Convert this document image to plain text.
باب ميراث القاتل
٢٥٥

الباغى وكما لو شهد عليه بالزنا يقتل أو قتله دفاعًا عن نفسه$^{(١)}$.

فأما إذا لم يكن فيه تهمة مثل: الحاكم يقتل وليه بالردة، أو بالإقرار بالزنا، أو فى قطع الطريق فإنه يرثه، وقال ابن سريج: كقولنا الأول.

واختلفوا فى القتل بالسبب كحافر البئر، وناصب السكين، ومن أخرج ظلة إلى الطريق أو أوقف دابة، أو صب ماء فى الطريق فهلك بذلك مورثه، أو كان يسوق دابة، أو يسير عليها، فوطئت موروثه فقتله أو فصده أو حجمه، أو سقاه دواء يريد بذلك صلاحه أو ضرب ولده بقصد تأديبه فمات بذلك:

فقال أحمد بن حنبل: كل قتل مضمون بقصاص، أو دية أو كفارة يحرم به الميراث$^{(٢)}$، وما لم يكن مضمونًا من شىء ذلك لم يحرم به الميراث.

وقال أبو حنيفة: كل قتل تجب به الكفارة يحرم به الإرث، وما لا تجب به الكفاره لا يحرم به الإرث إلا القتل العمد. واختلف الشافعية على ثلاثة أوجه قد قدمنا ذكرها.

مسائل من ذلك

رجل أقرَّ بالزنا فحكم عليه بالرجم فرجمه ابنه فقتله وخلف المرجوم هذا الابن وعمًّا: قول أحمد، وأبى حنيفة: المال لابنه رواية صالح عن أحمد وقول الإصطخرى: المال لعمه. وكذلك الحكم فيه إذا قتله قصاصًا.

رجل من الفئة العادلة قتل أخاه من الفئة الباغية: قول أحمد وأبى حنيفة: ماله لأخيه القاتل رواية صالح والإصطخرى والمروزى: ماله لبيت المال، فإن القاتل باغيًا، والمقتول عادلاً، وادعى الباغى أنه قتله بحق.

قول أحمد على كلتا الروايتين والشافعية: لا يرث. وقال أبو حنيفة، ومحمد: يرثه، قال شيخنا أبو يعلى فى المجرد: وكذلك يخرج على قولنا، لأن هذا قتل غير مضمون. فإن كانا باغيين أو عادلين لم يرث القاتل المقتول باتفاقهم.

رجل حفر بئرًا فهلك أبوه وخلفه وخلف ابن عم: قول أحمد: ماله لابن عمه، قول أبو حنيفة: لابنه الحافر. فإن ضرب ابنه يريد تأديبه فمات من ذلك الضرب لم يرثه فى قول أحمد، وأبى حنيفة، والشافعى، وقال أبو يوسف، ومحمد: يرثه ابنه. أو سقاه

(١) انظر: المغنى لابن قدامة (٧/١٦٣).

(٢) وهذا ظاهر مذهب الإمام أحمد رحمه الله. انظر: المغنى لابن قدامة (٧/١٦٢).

- - -

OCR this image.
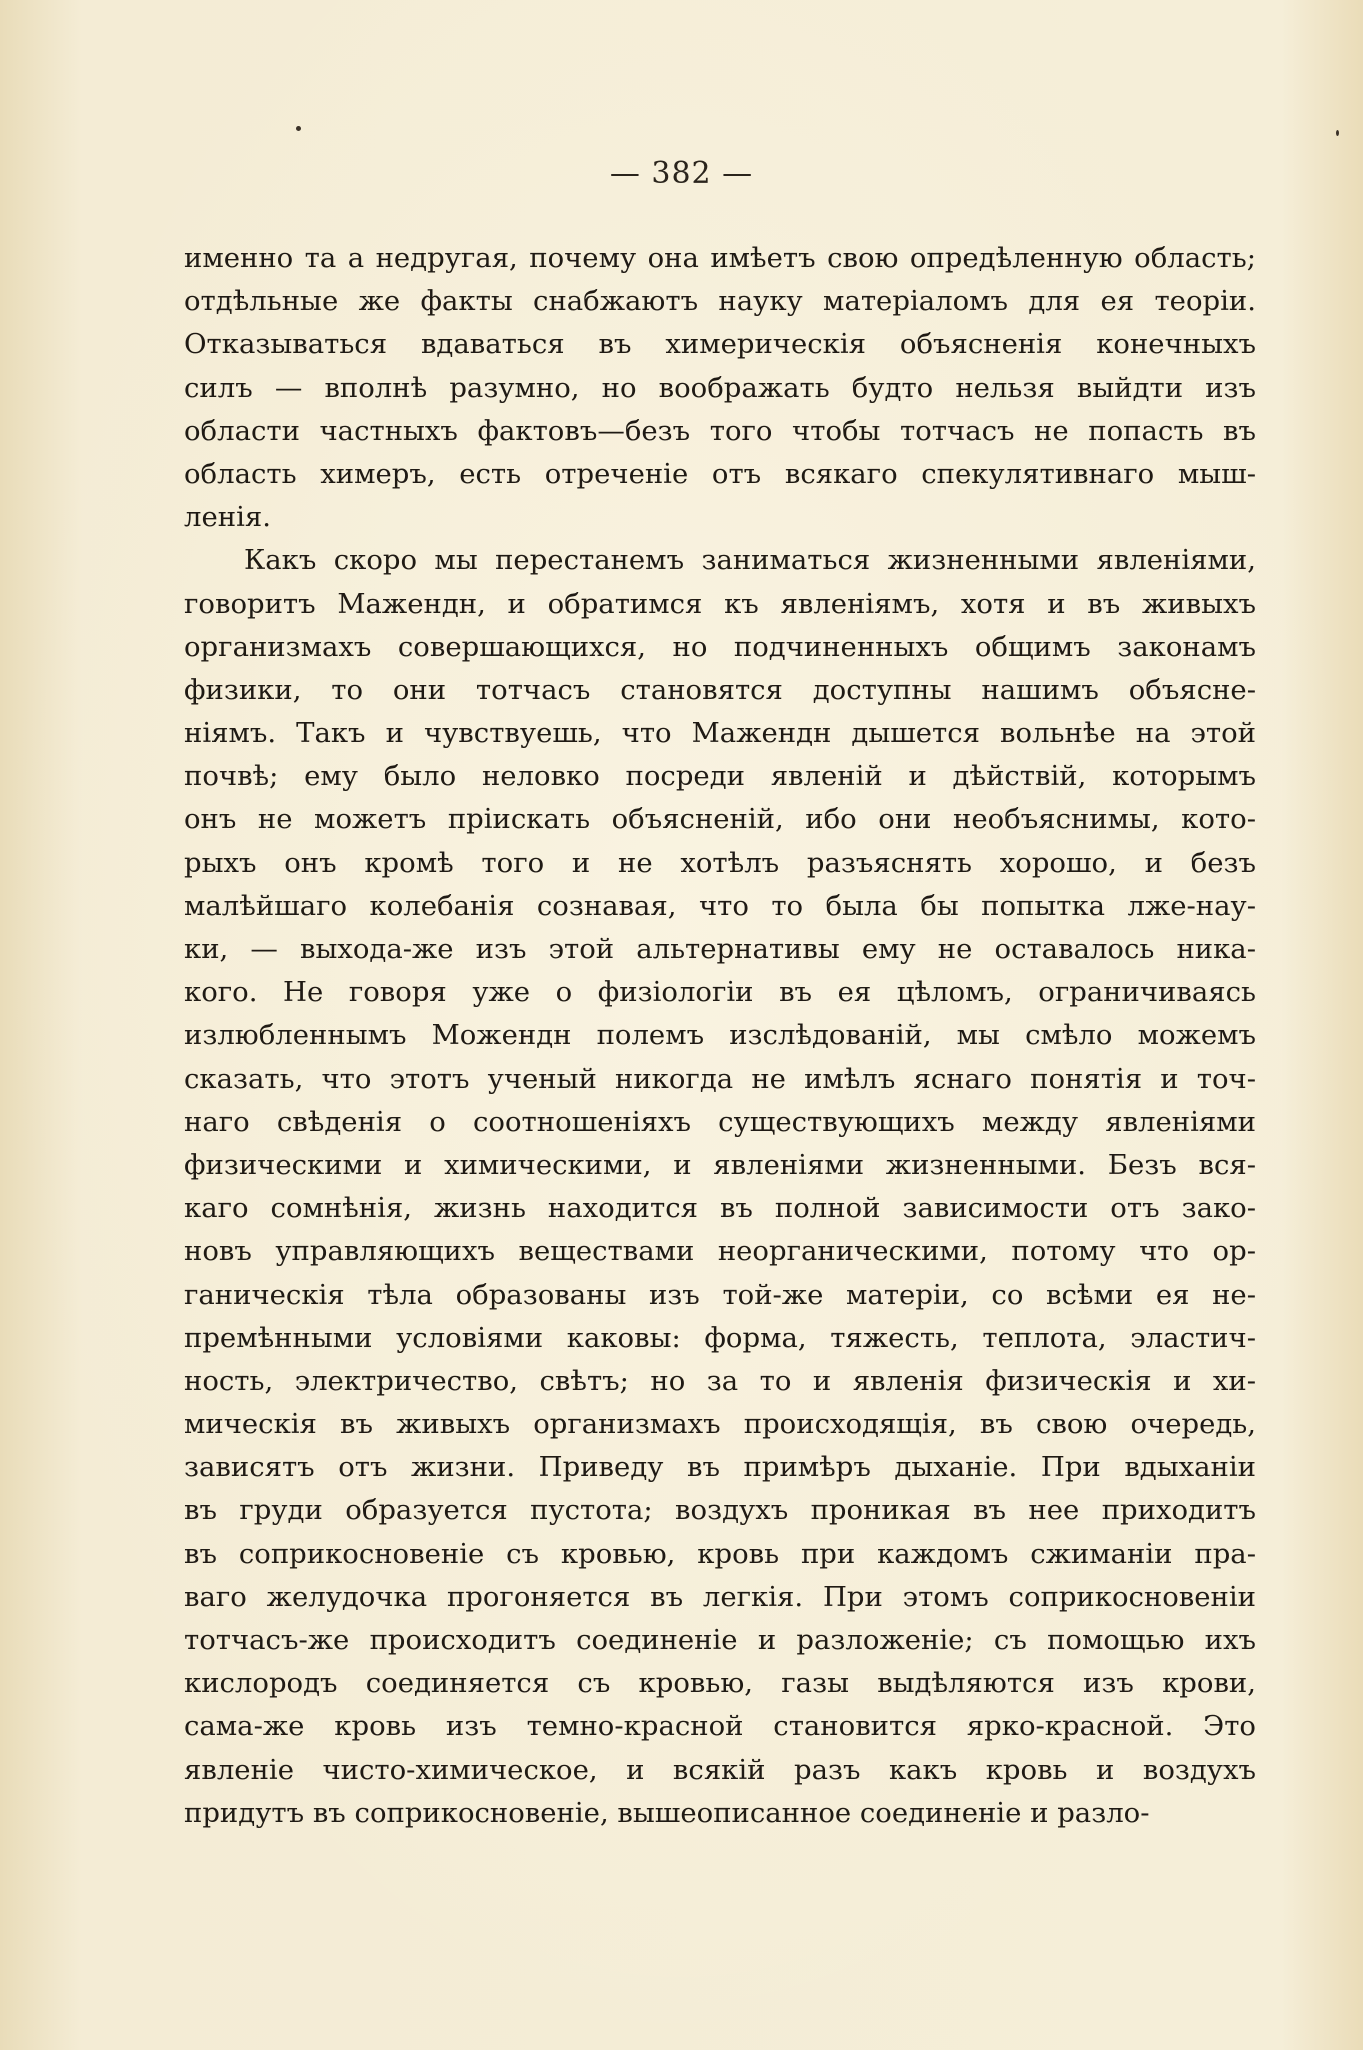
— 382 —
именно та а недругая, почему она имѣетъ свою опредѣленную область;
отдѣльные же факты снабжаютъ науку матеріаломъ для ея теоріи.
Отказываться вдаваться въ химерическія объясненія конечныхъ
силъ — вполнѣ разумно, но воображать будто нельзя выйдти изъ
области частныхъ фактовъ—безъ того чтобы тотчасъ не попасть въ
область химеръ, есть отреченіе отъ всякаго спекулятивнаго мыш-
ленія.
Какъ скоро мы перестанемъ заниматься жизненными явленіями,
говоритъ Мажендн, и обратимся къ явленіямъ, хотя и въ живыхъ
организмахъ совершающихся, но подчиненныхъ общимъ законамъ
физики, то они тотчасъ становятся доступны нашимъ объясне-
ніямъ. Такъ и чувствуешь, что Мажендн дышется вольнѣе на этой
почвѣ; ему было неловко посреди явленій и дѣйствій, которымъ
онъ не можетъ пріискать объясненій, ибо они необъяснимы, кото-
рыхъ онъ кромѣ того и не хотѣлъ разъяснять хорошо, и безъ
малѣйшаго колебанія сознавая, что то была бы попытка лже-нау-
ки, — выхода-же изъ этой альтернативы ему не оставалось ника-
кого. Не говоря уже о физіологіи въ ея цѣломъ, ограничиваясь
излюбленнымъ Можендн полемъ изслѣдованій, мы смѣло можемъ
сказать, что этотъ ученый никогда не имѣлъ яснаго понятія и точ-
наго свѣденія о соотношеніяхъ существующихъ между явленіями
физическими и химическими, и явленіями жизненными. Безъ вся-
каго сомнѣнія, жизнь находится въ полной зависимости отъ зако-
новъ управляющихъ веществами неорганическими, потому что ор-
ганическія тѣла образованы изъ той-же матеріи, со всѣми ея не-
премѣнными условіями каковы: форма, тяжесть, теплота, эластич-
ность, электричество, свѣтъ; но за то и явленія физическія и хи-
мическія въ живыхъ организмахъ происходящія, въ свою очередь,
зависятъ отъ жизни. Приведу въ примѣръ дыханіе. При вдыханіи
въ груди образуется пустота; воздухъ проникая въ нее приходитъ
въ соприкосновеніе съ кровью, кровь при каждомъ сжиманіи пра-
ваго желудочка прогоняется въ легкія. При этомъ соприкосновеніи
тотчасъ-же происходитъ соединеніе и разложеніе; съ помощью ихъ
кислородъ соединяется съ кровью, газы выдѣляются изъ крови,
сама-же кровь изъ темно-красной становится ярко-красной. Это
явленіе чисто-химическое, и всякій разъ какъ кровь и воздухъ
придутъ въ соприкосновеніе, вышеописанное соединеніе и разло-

- - -

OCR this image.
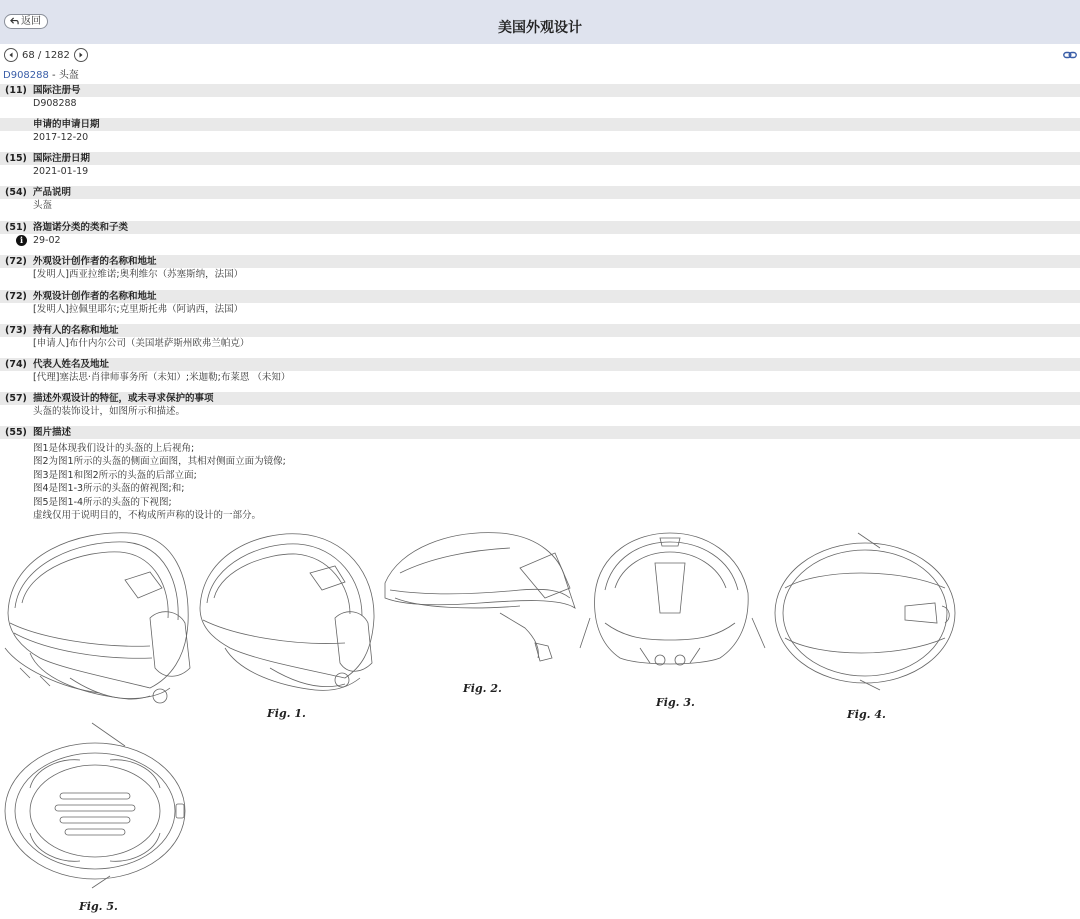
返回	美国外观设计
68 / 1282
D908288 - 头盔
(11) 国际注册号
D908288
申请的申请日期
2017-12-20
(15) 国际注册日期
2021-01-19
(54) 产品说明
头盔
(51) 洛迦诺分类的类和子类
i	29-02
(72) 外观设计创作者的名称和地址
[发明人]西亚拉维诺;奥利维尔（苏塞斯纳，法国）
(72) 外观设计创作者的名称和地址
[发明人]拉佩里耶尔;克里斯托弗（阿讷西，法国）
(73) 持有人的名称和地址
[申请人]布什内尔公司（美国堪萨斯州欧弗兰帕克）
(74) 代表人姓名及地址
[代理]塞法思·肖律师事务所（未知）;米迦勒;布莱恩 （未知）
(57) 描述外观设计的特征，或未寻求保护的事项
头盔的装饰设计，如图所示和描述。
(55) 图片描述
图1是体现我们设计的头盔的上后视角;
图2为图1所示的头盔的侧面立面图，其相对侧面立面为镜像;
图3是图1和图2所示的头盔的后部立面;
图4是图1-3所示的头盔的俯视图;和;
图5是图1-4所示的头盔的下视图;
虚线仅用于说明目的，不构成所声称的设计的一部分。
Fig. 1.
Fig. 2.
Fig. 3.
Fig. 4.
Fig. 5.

- - -

▸ **Given request**
List each line of the entries that holds the string "воздухъ".

▸ **Reply to the task**
въ груди образуется пустота; воздухъ проникая въ нее приходитъ
явленіе чисто-химическое, и всякій разъ какъ кровь и воздухъ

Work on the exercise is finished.